--- Request 1 ---
Extract the records from their first line through the line that contains "y-tick-label: 281M: [17, 152, 46, 163]", and reproduce every line in that range without any change.

--- Text excerpt ---
>> Start
The truly paranoid user should get use a liveCD with a mac address scrambler off of a wireless connection that does not belong to them.
There is more to science than physics!
www.iomalfunction.blogspot.com
Ah, but couldn't a malicious third party intercept your request to their servers and replace the listed MD5 checksum with a different checksum for the modified distribution?
Forget Linux, throw away all electronic devices, and follow these handy tips:
1. Preferably find a wife/husband related to you (the closer the better, because you can trust your blood kin more, but avoid anything closer than 3rd cousins if possible).
2. Squat on a large remote property you don't own (preferably somewhere considered by other folk to be inhabitable).
3. Have 10-50 kids (more than that and you might just be inviting mutiny).
4. Teach kids to how to hunt, fish, and guard the perimeter of the property you're squatting on.
5. Please note that aluminum foil around the head isn't safe anymore because of darn nanotechnology, in fact nothing is completely safe. But making everything from nature is as safe as your going to get, so make everything from all natural materials that you find and grow yourself.
6. Stop reading slashdot. They watch people that read slashdot.
In any case an effort like this is, for the truly paranoid, feeble. The mechanisms available, proven mechanisms, are well known.
>> End
--- Data for the task ---
>> Start
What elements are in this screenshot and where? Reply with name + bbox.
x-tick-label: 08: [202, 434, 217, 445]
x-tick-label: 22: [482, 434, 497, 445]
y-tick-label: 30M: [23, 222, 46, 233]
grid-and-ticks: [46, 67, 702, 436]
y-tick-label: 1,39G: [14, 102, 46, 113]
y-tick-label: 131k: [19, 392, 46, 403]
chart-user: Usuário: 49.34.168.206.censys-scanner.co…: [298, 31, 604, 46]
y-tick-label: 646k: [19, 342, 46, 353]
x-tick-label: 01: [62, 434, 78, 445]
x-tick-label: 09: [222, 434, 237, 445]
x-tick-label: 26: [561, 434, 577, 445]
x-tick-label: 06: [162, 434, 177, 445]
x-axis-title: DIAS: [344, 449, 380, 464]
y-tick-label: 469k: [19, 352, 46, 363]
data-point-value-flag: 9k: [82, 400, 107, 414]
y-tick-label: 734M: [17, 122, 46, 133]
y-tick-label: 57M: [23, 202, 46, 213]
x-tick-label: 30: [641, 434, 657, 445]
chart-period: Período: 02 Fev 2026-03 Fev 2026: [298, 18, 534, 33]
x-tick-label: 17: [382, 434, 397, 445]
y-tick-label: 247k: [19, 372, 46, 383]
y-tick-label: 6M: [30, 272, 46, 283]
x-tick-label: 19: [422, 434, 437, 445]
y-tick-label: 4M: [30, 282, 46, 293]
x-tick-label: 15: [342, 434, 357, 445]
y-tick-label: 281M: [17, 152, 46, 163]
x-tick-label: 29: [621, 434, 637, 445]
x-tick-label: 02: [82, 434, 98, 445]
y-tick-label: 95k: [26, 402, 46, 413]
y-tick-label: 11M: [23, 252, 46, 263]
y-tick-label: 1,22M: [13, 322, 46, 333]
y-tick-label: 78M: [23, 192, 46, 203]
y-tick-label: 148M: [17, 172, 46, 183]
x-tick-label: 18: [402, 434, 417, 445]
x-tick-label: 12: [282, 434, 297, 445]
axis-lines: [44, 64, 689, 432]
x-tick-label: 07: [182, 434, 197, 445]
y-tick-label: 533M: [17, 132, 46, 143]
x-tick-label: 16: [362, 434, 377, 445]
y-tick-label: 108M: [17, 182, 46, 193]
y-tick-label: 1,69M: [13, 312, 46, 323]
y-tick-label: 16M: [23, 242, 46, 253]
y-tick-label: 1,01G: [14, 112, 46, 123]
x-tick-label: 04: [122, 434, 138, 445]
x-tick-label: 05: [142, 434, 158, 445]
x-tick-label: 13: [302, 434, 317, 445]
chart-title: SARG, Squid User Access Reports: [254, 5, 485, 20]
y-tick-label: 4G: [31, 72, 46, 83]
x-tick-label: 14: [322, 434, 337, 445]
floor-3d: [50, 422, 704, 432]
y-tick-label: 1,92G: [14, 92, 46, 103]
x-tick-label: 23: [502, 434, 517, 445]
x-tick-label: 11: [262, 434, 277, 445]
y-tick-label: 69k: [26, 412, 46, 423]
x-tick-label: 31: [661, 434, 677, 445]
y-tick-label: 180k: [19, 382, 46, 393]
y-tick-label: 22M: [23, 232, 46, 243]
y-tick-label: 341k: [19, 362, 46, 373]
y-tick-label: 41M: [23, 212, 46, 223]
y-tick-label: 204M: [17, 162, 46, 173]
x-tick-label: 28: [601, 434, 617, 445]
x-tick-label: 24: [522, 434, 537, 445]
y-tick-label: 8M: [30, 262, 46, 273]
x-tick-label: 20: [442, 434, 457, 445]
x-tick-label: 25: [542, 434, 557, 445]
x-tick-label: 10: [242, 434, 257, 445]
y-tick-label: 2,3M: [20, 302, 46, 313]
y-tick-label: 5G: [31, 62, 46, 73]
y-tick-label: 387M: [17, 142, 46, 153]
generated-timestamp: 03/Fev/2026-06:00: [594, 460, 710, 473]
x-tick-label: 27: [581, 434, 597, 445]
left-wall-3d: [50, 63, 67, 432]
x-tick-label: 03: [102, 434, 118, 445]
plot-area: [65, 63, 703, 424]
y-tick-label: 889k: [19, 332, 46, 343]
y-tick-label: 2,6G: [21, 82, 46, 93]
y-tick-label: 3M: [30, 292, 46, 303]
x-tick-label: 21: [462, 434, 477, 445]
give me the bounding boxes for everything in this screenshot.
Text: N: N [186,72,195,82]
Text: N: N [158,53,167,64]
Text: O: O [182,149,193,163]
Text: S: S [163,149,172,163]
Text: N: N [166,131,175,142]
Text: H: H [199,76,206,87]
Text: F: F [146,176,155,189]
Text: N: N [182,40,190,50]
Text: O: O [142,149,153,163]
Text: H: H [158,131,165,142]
>> End
--- Request 2 ---
In the comments on privacy and paranoia, copy the passage that begins at "5. Please note" and ends with "that read slashdot.", keeping every word and mark as it appears.

--- Correct output 1 ---
What elements are in this screenshot and where? Reply with name + bbox.
x-tick-label: 08: [202, 434, 217, 445]
x-tick-label: 22: [482, 434, 497, 445]
y-tick-label: 30M: [23, 222, 46, 233]
grid-and-ticks: [46, 67, 702, 436]
y-tick-label: 1,39G: [14, 102, 46, 113]
y-tick-label: 131k: [19, 392, 46, 403]
chart-user: Usuário: 49.34.168.206.censys-scanner.co…: [298, 31, 604, 46]
y-tick-label: 646k: [19, 342, 46, 353]
x-tick-label: 01: [62, 434, 78, 445]
x-tick-label: 09: [222, 434, 237, 445]
x-tick-label: 26: [561, 434, 577, 445]
x-tick-label: 06: [162, 434, 177, 445]
x-axis-title: DIAS: [344, 449, 380, 464]
y-tick-label: 469k: [19, 352, 46, 363]
data-point-value-flag: 9k: [82, 400, 107, 414]
y-tick-label: 734M: [17, 122, 46, 133]
y-tick-label: 57M: [23, 202, 46, 213]
x-tick-label: 30: [641, 434, 657, 445]
chart-period: Período: 02 Fev 2026-03 Fev 2026: [298, 18, 534, 33]
x-tick-label: 17: [382, 434, 397, 445]
y-tick-label: 247k: [19, 372, 46, 383]
y-tick-label: 6M: [30, 272, 46, 283]
x-tick-label: 19: [422, 434, 437, 445]
y-tick-label: 4M: [30, 282, 46, 293]
x-tick-label: 15: [342, 434, 357, 445]
y-tick-label: 281M: [17, 152, 46, 163]

--- Correct output 2 ---
5. Please note that aluminum foil around the head isn't safe anymore because of darn nanotechnology, in fact nothing is completely safe. But making everything from nature is as safe as your going to get, so make everything from all natural materials that you find and grow yourself.
6. Stop reading slashdot. They watch people that read slashdot.